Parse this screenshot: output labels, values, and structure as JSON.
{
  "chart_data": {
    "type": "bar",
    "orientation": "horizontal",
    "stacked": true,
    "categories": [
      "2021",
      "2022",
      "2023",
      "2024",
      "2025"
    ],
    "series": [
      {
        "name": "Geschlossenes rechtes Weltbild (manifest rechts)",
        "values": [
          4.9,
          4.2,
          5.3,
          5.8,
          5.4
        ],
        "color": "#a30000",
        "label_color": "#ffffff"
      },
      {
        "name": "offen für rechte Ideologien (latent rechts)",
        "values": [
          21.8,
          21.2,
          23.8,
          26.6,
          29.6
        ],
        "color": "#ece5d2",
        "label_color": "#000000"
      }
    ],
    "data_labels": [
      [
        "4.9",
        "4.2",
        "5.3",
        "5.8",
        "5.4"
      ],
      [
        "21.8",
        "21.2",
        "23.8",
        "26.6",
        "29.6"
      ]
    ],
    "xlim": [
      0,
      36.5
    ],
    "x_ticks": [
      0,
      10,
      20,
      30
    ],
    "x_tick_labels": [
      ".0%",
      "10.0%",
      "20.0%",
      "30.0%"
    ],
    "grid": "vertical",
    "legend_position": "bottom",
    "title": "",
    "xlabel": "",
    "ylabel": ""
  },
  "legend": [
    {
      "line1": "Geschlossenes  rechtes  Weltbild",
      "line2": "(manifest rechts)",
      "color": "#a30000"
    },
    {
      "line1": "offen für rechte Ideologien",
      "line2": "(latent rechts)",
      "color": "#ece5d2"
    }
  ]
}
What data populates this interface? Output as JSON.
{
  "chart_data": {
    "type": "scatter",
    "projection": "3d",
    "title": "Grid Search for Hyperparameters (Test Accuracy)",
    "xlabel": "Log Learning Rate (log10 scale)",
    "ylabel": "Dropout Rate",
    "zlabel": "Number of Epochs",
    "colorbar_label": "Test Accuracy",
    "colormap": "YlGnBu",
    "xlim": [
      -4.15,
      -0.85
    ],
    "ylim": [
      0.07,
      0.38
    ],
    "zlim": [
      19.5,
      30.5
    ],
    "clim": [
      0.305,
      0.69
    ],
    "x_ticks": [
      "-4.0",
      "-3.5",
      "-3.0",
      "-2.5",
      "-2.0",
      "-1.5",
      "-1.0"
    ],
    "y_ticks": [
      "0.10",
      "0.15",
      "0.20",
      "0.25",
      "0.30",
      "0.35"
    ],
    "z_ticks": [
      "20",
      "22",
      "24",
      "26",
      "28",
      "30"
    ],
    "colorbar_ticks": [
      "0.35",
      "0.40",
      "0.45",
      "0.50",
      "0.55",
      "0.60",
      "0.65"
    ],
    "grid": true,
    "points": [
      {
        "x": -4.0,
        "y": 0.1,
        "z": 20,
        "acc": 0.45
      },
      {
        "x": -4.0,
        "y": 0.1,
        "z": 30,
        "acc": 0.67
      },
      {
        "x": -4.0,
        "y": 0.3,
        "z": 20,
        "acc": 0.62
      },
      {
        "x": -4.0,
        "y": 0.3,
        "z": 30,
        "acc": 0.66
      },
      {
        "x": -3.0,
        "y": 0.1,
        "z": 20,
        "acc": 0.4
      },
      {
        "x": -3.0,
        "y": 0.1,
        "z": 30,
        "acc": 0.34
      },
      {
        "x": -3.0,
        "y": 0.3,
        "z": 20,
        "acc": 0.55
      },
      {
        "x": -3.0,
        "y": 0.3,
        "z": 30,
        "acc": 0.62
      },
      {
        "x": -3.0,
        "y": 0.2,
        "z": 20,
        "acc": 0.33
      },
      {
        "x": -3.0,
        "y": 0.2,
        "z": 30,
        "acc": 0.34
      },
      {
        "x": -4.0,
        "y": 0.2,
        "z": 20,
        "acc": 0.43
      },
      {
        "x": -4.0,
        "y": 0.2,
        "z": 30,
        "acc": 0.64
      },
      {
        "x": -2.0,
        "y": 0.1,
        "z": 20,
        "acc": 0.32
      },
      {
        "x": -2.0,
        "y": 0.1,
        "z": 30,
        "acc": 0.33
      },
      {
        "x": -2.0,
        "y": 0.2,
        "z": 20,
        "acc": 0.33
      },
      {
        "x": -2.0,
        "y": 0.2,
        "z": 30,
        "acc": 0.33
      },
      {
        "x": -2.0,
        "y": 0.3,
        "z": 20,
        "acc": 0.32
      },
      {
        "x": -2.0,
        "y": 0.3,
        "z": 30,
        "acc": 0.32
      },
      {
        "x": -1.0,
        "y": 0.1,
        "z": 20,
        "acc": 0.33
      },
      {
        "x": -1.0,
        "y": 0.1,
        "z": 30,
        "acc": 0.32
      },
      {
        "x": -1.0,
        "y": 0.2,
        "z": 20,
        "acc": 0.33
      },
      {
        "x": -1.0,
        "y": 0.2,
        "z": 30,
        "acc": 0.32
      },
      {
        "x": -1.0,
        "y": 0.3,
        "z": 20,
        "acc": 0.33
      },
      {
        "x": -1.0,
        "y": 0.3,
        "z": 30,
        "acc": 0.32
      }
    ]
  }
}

◆ ◆ ◆

_TASK DESCRIPTION_
Would you reproduce all the entries exactly?

_COMPLETED EXERCISE_
Parse this screenshot: output labels, values, and structure as JSON.
{
  "chart_data": {
    "type": "bar",
    "orientation": "horizontal",
    "stacked": true,
    "categories": [
      "2021",
      "2022",
      "2023",
      "2024",
      "2025"
    ],
    "series": [
      {
        "name": "Geschlossenes rechtes Weltbild (manifest rechts)",
        "values": [
          4.9,
          4.2,
          5.3,
          5.8,
          5.4
        ],
        "color": "#a30000",
        "label_color": "#ffffff"
      },
      {
        "name": "offen für rechte Ideologien (latent rechts)",
        "values": [
          21.8,
          21.2,
          23.8,
          26.6,
          29.6
        ],
        "color": "#ece5d2",
        "label_color": "#000000"
      }
    ],
    "data_labels": [
      [
        "4.9",
        "4.2",
        "5.3",
        "5.8",
        "5.4"
      ],
      [
        "21.8",
        "21.2",
        "23.8",
        "26.6",
        "29.6"
      ]
    ],
    "xlim": [
      0,
      36.5
    ],
    "x_ticks": [
      0,
      10,
      20,
      30
    ],
    "x_tick_labels": [
      ".0%",
      "10.0%",
      "20.0%",
      "30.0%"
    ],
    "grid": "vertical",
    "legend_position": "bottom",
    "title": "",
    "xlabel": "",
    "ylabel": ""
  },
  "legend": [
    {
      "line1": "Geschlossenes  rechtes  Weltbild",
      "line2": "(manifest rechts)",
      "color": "#a30000"
    },
    {
      "line1": "offen für rechte Ideologien",
      "line2": "(latent rechts)",
      "color": "#ece5d2"
    }
  ]
}
What data populates this interface? Output as JSON.
{
  "chart_data": {
    "type": "scatter",
    "projection": "3d",
    "title": "Grid Search for Hyperparameters (Test Accuracy)",
    "xlabel": "Log Learning Rate (log10 scale)",
    "ylabel": "Dropout Rate",
    "zlabel": "Number of Epochs",
    "colorbar_label": "Test Accuracy",
    "colormap": "YlGnBu",
    "xlim": [
      -4.15,
      -0.85
    ],
    "ylim": [
      0.07,
      0.38
    ],
    "zlim": [
      19.5,
      30.5
    ],
    "clim": [
      0.305,
      0.69
    ],
    "x_ticks": [
      "-4.0",
      "-3.5",
      "-3.0",
      "-2.5",
      "-2.0",
      "-1.5",
      "-1.0"
    ],
    "y_ticks": [
      "0.10",
      "0.15",
      "0.20",
      "0.25",
      "0.30",
      "0.35"
    ],
    "z_ticks": [
      "20",
      "22",
      "24",
      "26",
      "28",
      "30"
    ],
    "colorbar_ticks": [
      "0.35",
      "0.40",
      "0.45",
      "0.50",
      "0.55",
      "0.60",
      "0.65"
    ],
    "grid": true,
    "points": [
      {
        "x": -4.0,
        "y": 0.1,
        "z": 20,
        "acc": 0.45
      },
      {
        "x": -4.0,
        "y": 0.1,
        "z": 30,
        "acc": 0.67
      },
      {
        "x": -4.0,
        "y": 0.3,
        "z": 20,
        "acc": 0.62
      },
      {
        "x": -4.0,
        "y": 0.3,
        "z": 30,
        "acc": 0.66
      },
      {
        "x": -3.0,
        "y": 0.1,
        "z": 20,
        "acc": 0.4
      },
      {
        "x": -3.0,
        "y": 0.1,
        "z": 30,
        "acc": 0.34
      },
      {
        "x": -3.0,
        "y": 0.3,
        "z": 20,
        "acc": 0.55
      },
      {
        "x": -3.0,
        "y": 0.3,
        "z": 30,
        "acc": 0.62
      },
      {
        "x": -3.0,
        "y": 0.2,
        "z": 20,
        "acc": 0.33
      },
      {
        "x": -3.0,
        "y": 0.2,
        "z": 30,
        "acc": 0.34
      },
      {
        "x": -4.0,
        "y": 0.2,
        "z": 20,
        "acc": 0.43
      },
      {
        "x": -4.0,
        "y": 0.2,
        "z": 30,
        "acc": 0.64
      },
      {
        "x": -2.0,
        "y": 0.1,
        "z": 20,
        "acc": 0.32
      },
      {
        "x": -2.0,
        "y": 0.1,
        "z": 30,
        "acc": 0.33
      },
      {
        "x": -2.0,
        "y": 0.2,
        "z": 20,
        "acc": 0.33
      },
      {
        "x": -2.0,
        "y": 0.2,
        "z": 30,
        "acc": 0.33
      },
      {
        "x": -2.0,
        "y": 0.3,
        "z": 20,
        "acc": 0.32
      },
      {
        "x": -2.0,
        "y": 0.3,
        "z": 30,
        "acc": 0.32
      },
      {
        "x": -1.0,
        "y": 0.1,
        "z": 20,
        "acc": 0.33
      },
      {
        "x": -1.0,
        "y": 0.1,
        "z": 30,
        "acc": 0.32
      },
      {
        "x": -1.0,
        "y": 0.2,
        "z": 20,
        "acc": 0.33
      },
      {
        "x": -1.0,
        "y": 0.2,
        "z": 30,
        "acc": 0.32
      },
      {
        "x": -1.0,
        "y": 0.3,
        "z": 20,
        "acc": 0.33
      },
      {
        "x": -1.0,
        "y": 0.3,
        "z": 30,
        "acc": 0.32
      }
    ]
  }
}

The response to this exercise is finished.